▶ EXERCISE TASK: Reproduce the listing below character for character; drop every image.

▶ DATA SHOWN:
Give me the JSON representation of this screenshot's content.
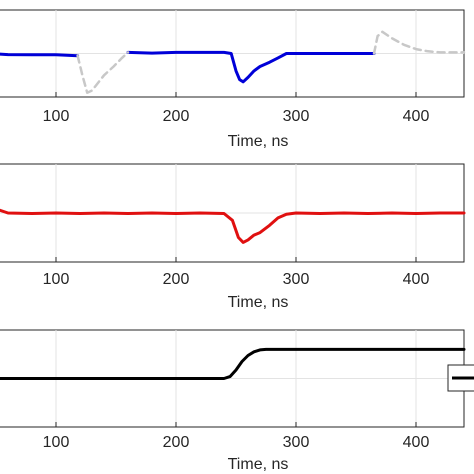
{
  "chart_data": [
    {
      "type": "line",
      "xlabel": "Time, ns",
      "ylabel": "",
      "xlim": [
        45,
        440
      ],
      "ylim": [
        -2,
        2
      ],
      "grid": true,
      "xticks": [
        100,
        200,
        300,
        400
      ],
      "xtick_labels": [
        "100",
        "200",
        "300",
        "400"
      ],
      "series": [
        {
          "style": "solid",
          "color": "#0000d8",
          "segments": [
            {
              "x": [
                45,
                60,
                80,
                100,
                118
              ],
              "y": [
                0.0,
                -0.05,
                -0.06,
                -0.06,
                -0.1
              ]
            },
            {
              "x": [
                160,
                180,
                200,
                220,
                240,
                246,
                250,
                253,
                256,
                260,
                265,
                270,
                278,
                285,
                292,
                300,
                320,
                340,
                360,
                365
              ],
              "y": [
                0.05,
                0.02,
                0.05,
                0.05,
                0.05,
                0.0,
                -0.8,
                -1.2,
                -1.3,
                -1.1,
                -0.8,
                -0.6,
                -0.4,
                -0.2,
                0.0,
                0.0,
                0.0,
                0.0,
                0.0,
                0.0
              ]
            }
          ]
        },
        {
          "style": "dashed",
          "color": "#c8c8c8",
          "segments": [
            {
              "x": [
                118,
                122,
                126,
                130,
                140,
                148,
                155,
                160
              ],
              "y": [
                -0.1,
                -1.0,
                -1.8,
                -1.7,
                -1.0,
                -0.6,
                -0.2,
                0.05
              ]
            },
            {
              "x": [
                365,
                368,
                372,
                380,
                390,
                400,
                410,
                420,
                440
              ],
              "y": [
                0.0,
                0.8,
                1.0,
                0.7,
                0.4,
                0.2,
                0.1,
                0.05,
                0.05
              ]
            }
          ]
        }
      ]
    },
    {
      "type": "line",
      "xlabel": "Time, ns",
      "ylabel": "",
      "xlim": [
        45,
        440
      ],
      "ylim": [
        -2,
        2
      ],
      "grid": true,
      "xticks": [
        100,
        200,
        300,
        400
      ],
      "xtick_labels": [
        "100",
        "200",
        "300",
        "400"
      ],
      "series": [
        {
          "style": "solid",
          "color": "#e01010",
          "segments": [
            {
              "x": [
                45,
                60,
                80,
                100,
                120,
                140,
                160,
                180,
                200,
                220,
                240,
                247,
                252,
                256,
                260,
                265,
                270,
                278,
                285,
                292,
                300,
                320,
                340,
                360,
                380,
                400,
                420,
                440
              ],
              "y": [
                0.25,
                0.0,
                -0.02,
                0.0,
                -0.02,
                0.0,
                -0.02,
                0.0,
                -0.02,
                0.0,
                -0.02,
                -0.3,
                -1.0,
                -1.2,
                -1.1,
                -0.9,
                -0.8,
                -0.5,
                -0.2,
                -0.05,
                0.0,
                -0.02,
                0.0,
                -0.02,
                0.0,
                -0.02,
                0.0,
                0.0
              ]
            }
          ]
        }
      ]
    },
    {
      "type": "line",
      "xlabel": "Time, ns",
      "ylabel": "",
      "xlim": [
        45,
        440
      ],
      "ylim": [
        -2,
        2
      ],
      "grid": true,
      "xticks": [
        100,
        200,
        300,
        400
      ],
      "xtick_labels": [
        "100",
        "200",
        "300",
        "400"
      ],
      "legend_placement": "right",
      "series": [
        {
          "style": "solid",
          "color": "#000000",
          "segments": [
            {
              "x": [
                45,
                100,
                150,
                200,
                240,
                245,
                250,
                255,
                260,
                265,
                270,
                275,
                280,
                300,
                350,
                400,
                440
              ],
              "y": [
                0.0,
                0.0,
                0.0,
                0.0,
                0.0,
                0.08,
                0.35,
                0.7,
                0.95,
                1.1,
                1.18,
                1.2,
                1.2,
                1.2,
                1.2,
                1.2,
                1.2
              ]
            }
          ]
        }
      ]
    }
  ]
}
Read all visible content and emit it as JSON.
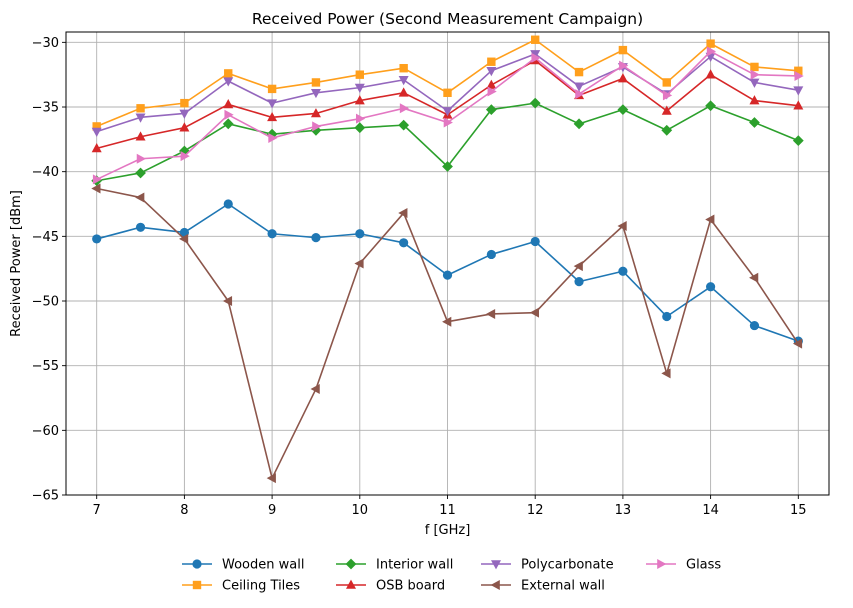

▶ RESPONSE TO THIS TASK:
Give me the JSON representation of this screenshot's content.
{
  "chart_data": [
    {
      "type": "line",
      "xlabel": "Time, ns",
      "ylabel": "",
      "xlim": [
        45,
        440
      ],
      "ylim": [
        -2,
        2
      ],
      "grid": true,
      "xticks": [
        100,
        200,
        300,
        400
      ],
      "xtick_labels": [
        "100",
        "200",
        "300",
        "400"
      ],
      "series": [
        {
          "style": "solid",
          "color": "#0000d8",
          "segments": [
            {
              "x": [
                45,
                60,
                80,
                100,
                118
              ],
              "y": [
                0.0,
                -0.05,
                -0.06,
                -0.06,
                -0.1
              ]
            },
            {
              "x": [
                160,
                180,
                200,
                220,
                240,
                246,
                250,
                253,
                256,
                260,
                265,
                270,
                278,
                285,
                292,
                300,
                320,
                340,
                360,
                365
              ],
              "y": [
                0.05,
                0.02,
                0.05,
                0.05,
                0.05,
                0.0,
                -0.8,
                -1.2,
                -1.3,
                -1.1,
                -0.8,
                -0.6,
                -0.4,
                -0.2,
                0.0,
                0.0,
                0.0,
                0.0,
                0.0,
                0.0
              ]
            }
          ]
        },
        {
          "style": "dashed",
          "color": "#c8c8c8",
          "segments": [
            {
              "x": [
                118,
                122,
                126,
                130,
                140,
                148,
                155,
                160
              ],
              "y": [
                -0.1,
                -1.0,
                -1.8,
                -1.7,
                -1.0,
                -0.6,
                -0.2,
                0.05
              ]
            },
            {
              "x": [
                365,
                368,
                372,
                380,
                390,
                400,
                410,
                420,
                440
              ],
              "y": [
                0.0,
                0.8,
                1.0,
                0.7,
                0.4,
                0.2,
                0.1,
                0.05,
                0.05
              ]
            }
          ]
        }
      ]
    },
    {
      "type": "line",
      "xlabel": "Time, ns",
      "ylabel": "",
      "xlim": [
        45,
        440
      ],
      "ylim": [
        -2,
        2
      ],
      "grid": true,
      "xticks": [
        100,
        200,
        300,
        400
      ],
      "xtick_labels": [
        "100",
        "200",
        "300",
        "400"
      ],
      "series": [
        {
          "style": "solid",
          "color": "#e01010",
          "segments": [
            {
              "x": [
                45,
                60,
                80,
                100,
                120,
                140,
                160,
                180,
                200,
                220,
                240,
                247,
                252,
                256,
                260,
                265,
                270,
                278,
                285,
                292,
                300,
                320,
                340,
                360,
                380,
                400,
                420,
                440
              ],
              "y": [
                0.25,
                0.0,
                -0.02,
                0.0,
                -0.02,
                0.0,
                -0.02,
                0.0,
                -0.02,
                0.0,
                -0.02,
                -0.3,
                -1.0,
                -1.2,
                -1.1,
                -0.9,
                -0.8,
                -0.5,
                -0.2,
                -0.05,
                0.0,
                -0.02,
                0.0,
                -0.02,
                0.0,
                -0.02,
                0.0,
                0.0
              ]
            }
          ]
        }
      ]
    },
    {
      "type": "line",
      "xlabel": "Time, ns",
      "ylabel": "",
      "xlim": [
        45,
        440
      ],
      "ylim": [
        -2,
        2
      ],
      "grid": true,
      "xticks": [
        100,
        200,
        300,
        400
      ],
      "xtick_labels": [
        "100",
        "200",
        "300",
        "400"
      ],
      "legend_placement": "right",
      "series": [
        {
          "style": "solid",
          "color": "#000000",
          "segments": [
            {
              "x": [
                45,
                100,
                150,
                200,
                240,
                245,
                250,
                255,
                260,
                265,
                270,
                275,
                280,
                300,
                350,
                400,
                440
              ],
              "y": [
                0.0,
                0.0,
                0.0,
                0.0,
                0.0,
                0.08,
                0.35,
                0.7,
                0.95,
                1.1,
                1.18,
                1.2,
                1.2,
                1.2,
                1.2,
                1.2,
                1.2
              ]
            }
          ]
        }
      ]
    }
  ]
}
Read all visible content and emit it as JSON.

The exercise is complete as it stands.